*EXERCISE DATA*:
************
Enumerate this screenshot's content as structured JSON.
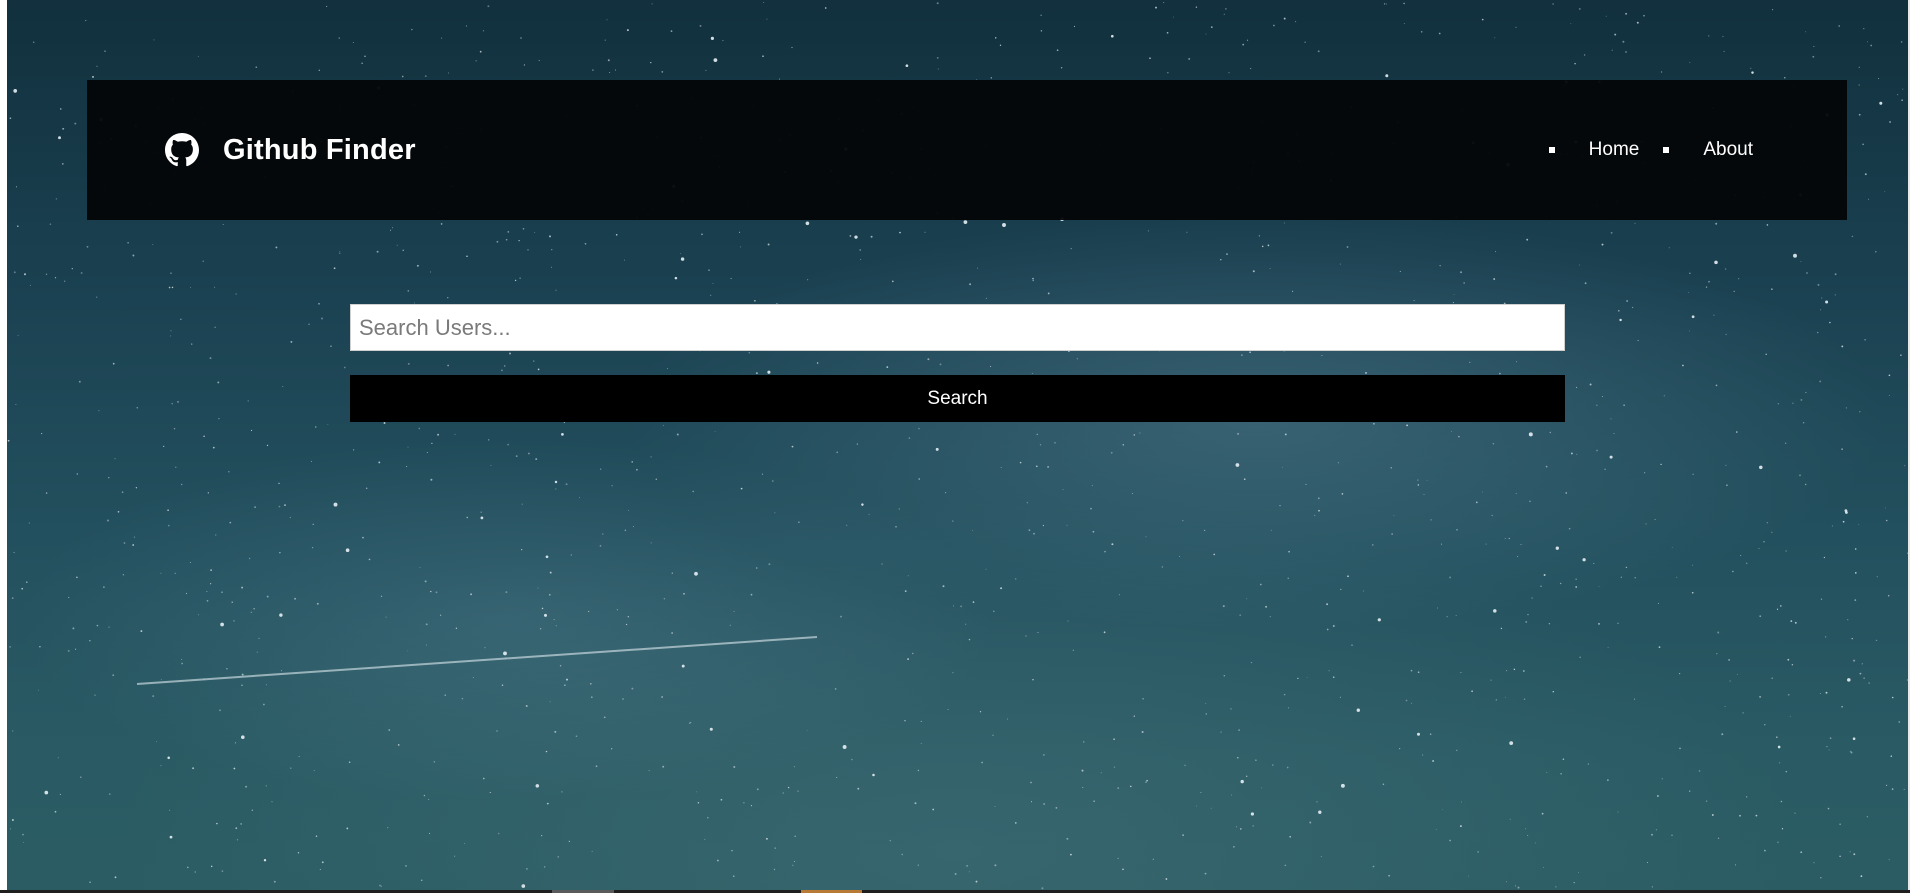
{
  "app": {
    "title": "Github Finder",
    "icon": "github-icon"
  },
  "nav": {
    "items": [
      {
        "label": "Home"
      },
      {
        "label": "About"
      }
    ]
  },
  "search": {
    "placeholder": "Search Users...",
    "value": "",
    "button_label": "Search"
  },
  "colors": {
    "navbar_bg": "#040608",
    "button_bg": "#000000",
    "text": "#ffffff"
  }
}
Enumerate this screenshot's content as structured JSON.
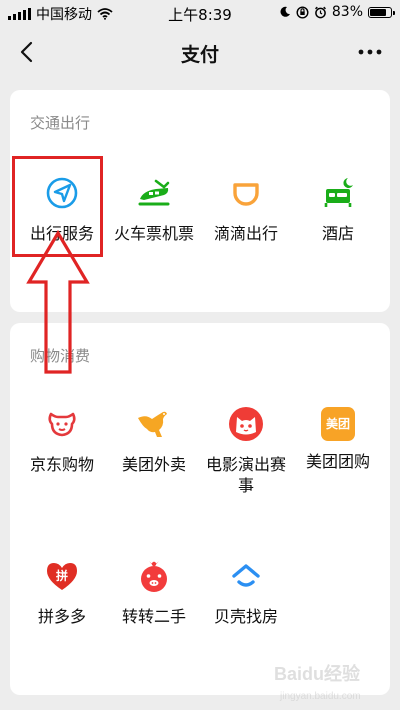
{
  "status_bar": {
    "carrier": "中国移动",
    "time": "上午8:39",
    "battery": "83%",
    "battery_level": 0.83
  },
  "nav": {
    "title": "支付",
    "back_icon": "chevron-left-icon",
    "more_icon": "more-dots-icon"
  },
  "sections": {
    "transport": {
      "title": "交通出行",
      "items": [
        {
          "label": "出行服务",
          "icon": "navigation-arrow-icon",
          "color": "#1a9ce8"
        },
        {
          "label": "火车票机票",
          "icon": "train-plane-icon",
          "color": "#1aad19"
        },
        {
          "label": "滴滴出行",
          "icon": "didi-icon",
          "color": "#f9a33a"
        },
        {
          "label": "酒店",
          "icon": "hotel-bed-icon",
          "color": "#1aad19"
        }
      ]
    },
    "shopping": {
      "title": "购物消费",
      "items": [
        {
          "label": "京东购物",
          "icon": "jd-dog-icon",
          "color": "#e4393c"
        },
        {
          "label": "美团外卖",
          "icon": "kangaroo-icon",
          "color": "#f6a623"
        },
        {
          "label": "电影演出赛事",
          "icon": "maoyan-cat-icon",
          "color": "#ef3c36"
        },
        {
          "label": "美团团购",
          "icon": "meituan-logo-icon",
          "color": "#f8a326",
          "logo_text": "美团"
        },
        {
          "label": "拼多多",
          "icon": "pinduoduo-heart-icon",
          "color": "#e02e24",
          "logo_text": "拼"
        },
        {
          "label": "转转二手",
          "icon": "zhuanzhuan-pig-icon",
          "color": "#f23c3c"
        },
        {
          "label": "贝壳找房",
          "icon": "beike-house-icon",
          "color": "#2b8ff2"
        }
      ]
    }
  },
  "watermark": {
    "text": "Baidu经验",
    "sub": "jingyan.baidu.com"
  },
  "colors": {
    "background": "#ededed",
    "card": "#ffffff",
    "highlight": "#e02424"
  }
}
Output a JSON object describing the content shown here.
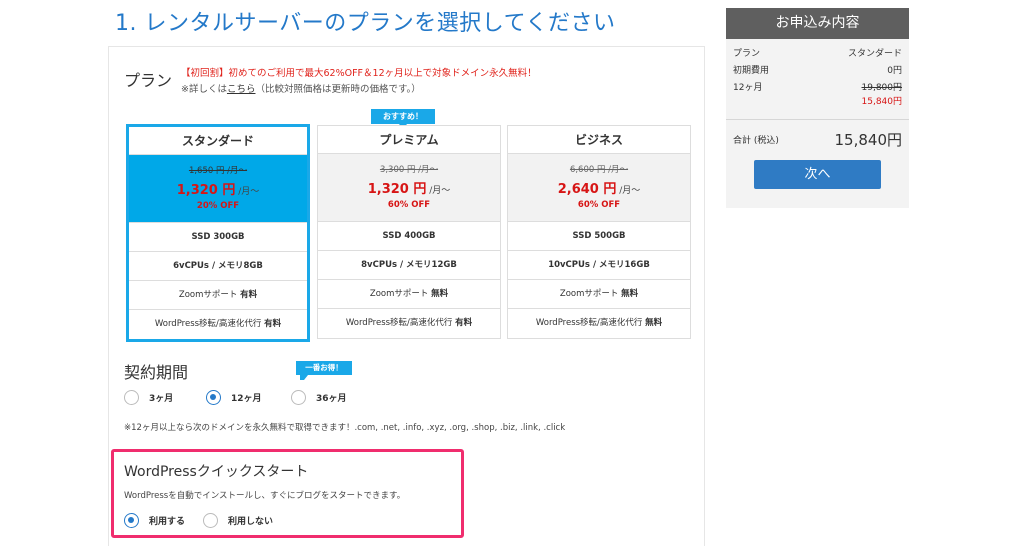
{
  "page_title": "1. レンタルサーバーのプランを選択してください",
  "plan_section": {
    "label": "プラン",
    "campaign": "【初回割】初めてのご利用で最大62%OFF＆12ヶ月以上で対象ドメイン永久無料！",
    "note_prefix": "※詳しくは",
    "note_link": "こちら",
    "note_suffix": "（比較対照価格は更新時の価格です。）",
    "recommended_badge": "おすすめ！"
  },
  "plans": [
    {
      "name": "スタンダード",
      "old_price": "1,650 円 /月〜",
      "new_price": "1,320 円",
      "per_month": " /月〜",
      "discount": "20% OFF",
      "ssd": "SSD 300GB",
      "cpu": "6vCPUs / メモリ8GB",
      "zoom_label": "Zoomサポート ",
      "zoom_value": "有料",
      "wp_label": "WordPress移転/高速化代行 ",
      "wp_value": "有料"
    },
    {
      "name": "プレミアム",
      "old_price": "3,300 円 /月〜",
      "new_price": "1,320 円",
      "per_month": " /月〜",
      "discount": "60% OFF",
      "ssd": "SSD 400GB",
      "cpu": "8vCPUs / メモリ12GB",
      "zoom_label": "Zoomサポート ",
      "zoom_value": "無料",
      "wp_label": "WordPress移転/高速化代行 ",
      "wp_value": "有料"
    },
    {
      "name": "ビジネス",
      "old_price": "6,600 円 /月〜",
      "new_price": "2,640 円",
      "per_month": " /月〜",
      "discount": "60% OFF",
      "ssd": "SSD 500GB",
      "cpu": "10vCPUs / メモリ16GB",
      "zoom_label": "Zoomサポート ",
      "zoom_value": "無料",
      "wp_label": "WordPress移転/高速化代行 ",
      "wp_value": "無料"
    }
  ],
  "period": {
    "label": "契約期間",
    "best_badge": "一番お得！",
    "options": [
      "3ヶ月",
      "12ヶ月",
      "36ヶ月"
    ],
    "selected": "12ヶ月",
    "domain_note": "※12ヶ月以上なら次のドメインを永久無料で取得できます！.com, .net, .info, .xyz, .org, .shop, .biz, .link, .click"
  },
  "wp_quick": {
    "title": "WordPressクイックスタート",
    "desc": "WordPressを自動でインストールし、すぐにブログをスタートできます。",
    "options": [
      "利用する",
      "利用しない"
    ],
    "selected": "利用する"
  },
  "order": {
    "title": "お申込み内容",
    "plan_label": "プラン",
    "plan_value": "スタンダード",
    "initial_label": "初期費用",
    "initial_value": "0円",
    "term_label": "12ヶ月",
    "term_old": "19,800円",
    "term_new": "15,840円",
    "total_label": "合計 (税込)",
    "total_value": "15,840円",
    "next_button": "次へ"
  },
  "colors": {
    "accent_blue": "#2479c9",
    "selected_plan": "#00a8e8",
    "price_red": "#d71515",
    "highlight_pink": "#f02d6e"
  }
}
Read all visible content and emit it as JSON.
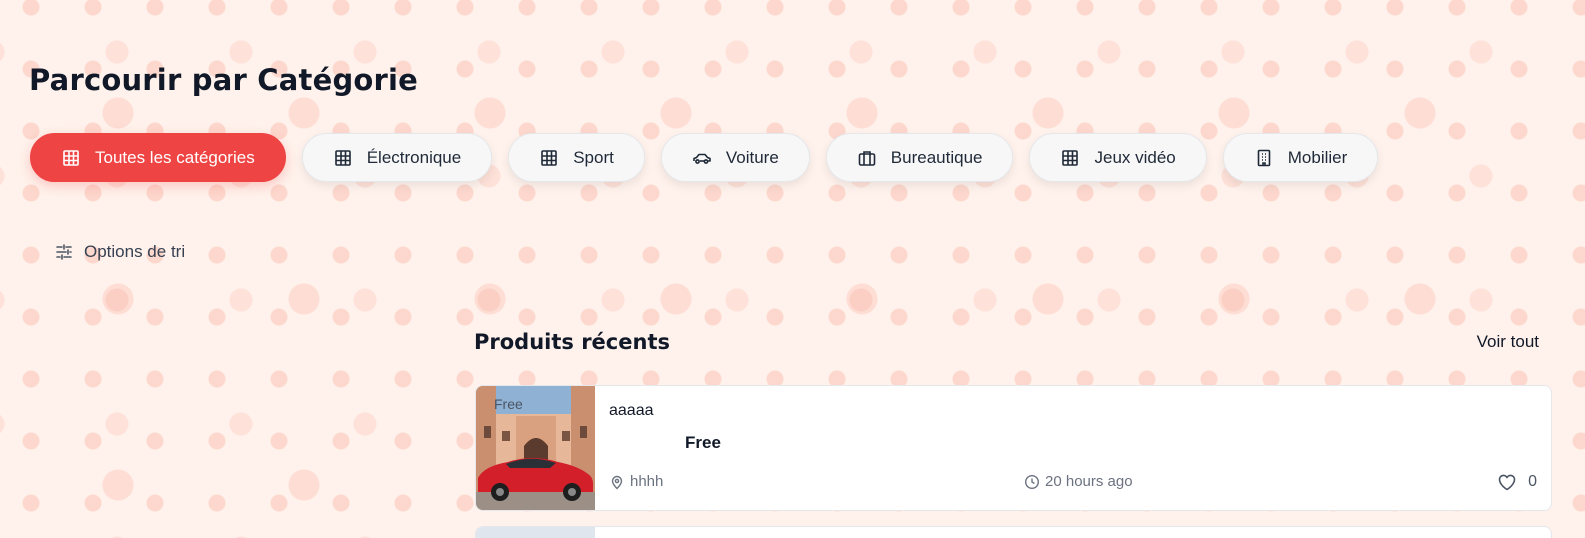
{
  "header": {
    "title": "Parcourir par Catégorie"
  },
  "categories": [
    {
      "label": "Toutes les catégories",
      "icon": "grid-icon",
      "active": true
    },
    {
      "label": "Électronique",
      "icon": "grid-icon",
      "active": false
    },
    {
      "label": "Sport",
      "icon": "grid-icon",
      "active": false
    },
    {
      "label": "Voiture",
      "icon": "car-icon",
      "active": false
    },
    {
      "label": "Bureautique",
      "icon": "briefcase-icon",
      "active": false
    },
    {
      "label": "Jeux vidéo",
      "icon": "grid-icon",
      "active": false
    },
    {
      "label": "Mobilier",
      "icon": "building-icon",
      "active": false
    }
  ],
  "sort": {
    "label": "Options de tri",
    "icon": "sliders-icon"
  },
  "recent": {
    "title": "Produits récents",
    "see_all_label": "Voir tout",
    "products": [
      {
        "image_badge": "Free",
        "name": "aaaaa",
        "price": "Free",
        "location": "hhhh",
        "time": "20 hours ago",
        "likes": "0"
      }
    ]
  },
  "colors": {
    "accent": "#ef4444",
    "background": "#fff2ec",
    "chip_background": "#f7f7f8"
  }
}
************
*STATED TASK*: Quote all the records verbatim, dropping any pictures from your copy.

*ANSWER FOR THIS EXERCISE*:
Enumerate this screenshot's content as structured JSON.
{
  "app": {
    "title": "Github Finder",
    "icon": "github-icon"
  },
  "nav": {
    "items": [
      {
        "label": "Home"
      },
      {
        "label": "About"
      }
    ]
  },
  "search": {
    "placeholder": "Search Users...",
    "value": "",
    "button_label": "Search"
  },
  "colors": {
    "navbar_bg": "#040608",
    "button_bg": "#000000",
    "text": "#ffffff"
  }
}
Enumerate this screenshot's content as structured JSON.
{
  "status_bar": {
    "carrier": "中国移动",
    "time": "上午8:39",
    "battery": "83%",
    "battery_level": 0.83
  },
  "nav": {
    "title": "支付",
    "back_icon": "chevron-left-icon",
    "more_icon": "more-dots-icon"
  },
  "sections": {
    "transport": {
      "title": "交通出行",
      "items": [
        {
          "label": "出行服务",
          "icon": "navigation-arrow-icon",
          "color": "#1a9ce8"
        },
        {
          "label": "火车票机票",
          "icon": "train-plane-icon",
          "color": "#1aad19"
        },
        {
          "label": "滴滴出行",
          "icon": "didi-icon",
          "color": "#f9a33a"
        },
        {
          "label": "酒店",
          "icon": "hotel-bed-icon",
          "color": "#1aad19"
        }
      ]
    },
    "shopping": {
      "title": "购物消费",
      "items": [
        {
          "label": "京东购物",
          "icon": "jd-dog-icon",
          "color": "#e4393c"
        },
        {
          "label": "美团外卖",
          "icon": "kangaroo-icon",
          "color": "#f6a623"
        },
        {
          "label": "电影演出赛事",
          "icon": "maoyan-cat-icon",
          "color": "#ef3c36"
        },
        {
          "label": "美团团购",
          "icon": "meituan-logo-icon",
          "color": "#f8a326",
          "logo_text": "美团"
        },
        {
          "label": "拼多多",
          "icon": "pinduoduo-heart-icon",
          "color": "#e02e24",
          "logo_text": "拼"
        },
        {
          "label": "转转二手",
          "icon": "zhuanzhuan-pig-icon",
          "color": "#f23c3c"
        },
        {
          "label": "贝壳找房",
          "icon": "beike-house-icon",
          "color": "#2b8ff2"
        }
      ]
    }
  },
  "watermark": {
    "text": "Baidu经验",
    "sub": "jingyan.baidu.com"
  },
  "colors": {
    "background": "#ededed",
    "card": "#ffffff",
    "highlight": "#e02424"
  }
}
Output a JSON object describing the content shown here.
{
  "page_title": "1. レンタルサーバーのプランを選択してください",
  "plan_section": {
    "label": "プラン",
    "campaign": "【初回割】初めてのご利用で最大62%OFF＆12ヶ月以上で対象ドメイン永久無料！",
    "note_prefix": "※詳しくは",
    "note_link": "こちら",
    "note_suffix": "（比較対照価格は更新時の価格です。）",
    "recommended_badge": "おすすめ！"
  },
  "plans": [
    {
      "name": "スタンダード",
      "old_price": "1,650 円 /月〜",
      "new_price": "1,320 円",
      "per_month": " /月〜",
      "discount": "20% OFF",
      "ssd": "SSD 300GB",
      "cpu": "6vCPUs / メモリ8GB",
      "zoom_label": "Zoomサポート ",
      "zoom_value": "有料",
      "wp_label": "WordPress移転/高速化代行 ",
      "wp_value": "有料"
    },
    {
      "name": "プレミアム",
      "old_price": "3,300 円 /月〜",
      "new_price": "1,320 円",
      "per_month": " /月〜",
      "discount": "60% OFF",
      "ssd": "SSD 400GB",
      "cpu": "8vCPUs / メモリ12GB",
      "zoom_label": "Zoomサポート ",
      "zoom_value": "無料",
      "wp_label": "WordPress移転/高速化代行 ",
      "wp_value": "有料"
    },
    {
      "name": "ビジネス",
      "old_price": "6,600 円 /月〜",
      "new_price": "2,640 円",
      "per_month": " /月〜",
      "discount": "60% OFF",
      "ssd": "SSD 500GB",
      "cpu": "10vCPUs / メモリ16GB",
      "zoom_label": "Zoomサポート ",
      "zoom_value": "無料",
      "wp_label": "WordPress移転/高速化代行 ",
      "wp_value": "無料"
    }
  ],
  "period": {
    "label": "契約期間",
    "best_badge": "一番お得！",
    "options": [
      "3ヶ月",
      "12ヶ月",
      "36ヶ月"
    ],
    "selected": "12ヶ月",
    "domain_note": "※12ヶ月以上なら次のドメインを永久無料で取得できます！.com, .net, .info, .xyz, .org, .shop, .biz, .link, .click"
  },
  "wp_quick": {
    "title": "WordPressクイックスタート",
    "desc": "WordPressを自動でインストールし、すぐにブログをスタートできます。",
    "options": [
      "利用する",
      "利用しない"
    ],
    "selected": "利用する"
  },
  "order": {
    "title": "お申込み内容",
    "plan_label": "プラン",
    "plan_value": "スタンダード",
    "initial_label": "初期費用",
    "initial_value": "0円",
    "term_label": "12ヶ月",
    "term_old": "19,800円",
    "term_new": "15,840円",
    "total_label": "合計 (税込)",
    "total_value": "15,840円",
    "next_button": "次へ"
  },
  "colors": {
    "accent_blue": "#2479c9",
    "selected_plan": "#00a8e8",
    "price_red": "#d71515",
    "highlight_pink": "#f02d6e"
  }
}
Read all visible content and emit it as JSON.
{
  "header": {
    "title": "Parcourir par Catégorie"
  },
  "categories": [
    {
      "label": "Toutes les catégories",
      "icon": "grid-icon",
      "active": true
    },
    {
      "label": "Électronique",
      "icon": "grid-icon",
      "active": false
    },
    {
      "label": "Sport",
      "icon": "grid-icon",
      "active": false
    },
    {
      "label": "Voiture",
      "icon": "car-icon",
      "active": false
    },
    {
      "label": "Bureautique",
      "icon": "briefcase-icon",
      "active": false
    },
    {
      "label": "Jeux vidéo",
      "icon": "grid-icon",
      "active": false
    },
    {
      "label": "Mobilier",
      "icon": "building-icon",
      "active": false
    }
  ],
  "sort": {
    "label": "Options de tri",
    "icon": "sliders-icon"
  },
  "recent": {
    "title": "Produits récents",
    "see_all_label": "Voir tout",
    "products": [
      {
        "image_badge": "Free",
        "name": "aaaaa",
        "price": "Free",
        "location": "hhhh",
        "time": "20 hours ago",
        "likes": "0"
      }
    ]
  },
  "colors": {
    "accent": "#ef4444",
    "background": "#fff2ec",
    "chip_background": "#f7f7f8"
  }
}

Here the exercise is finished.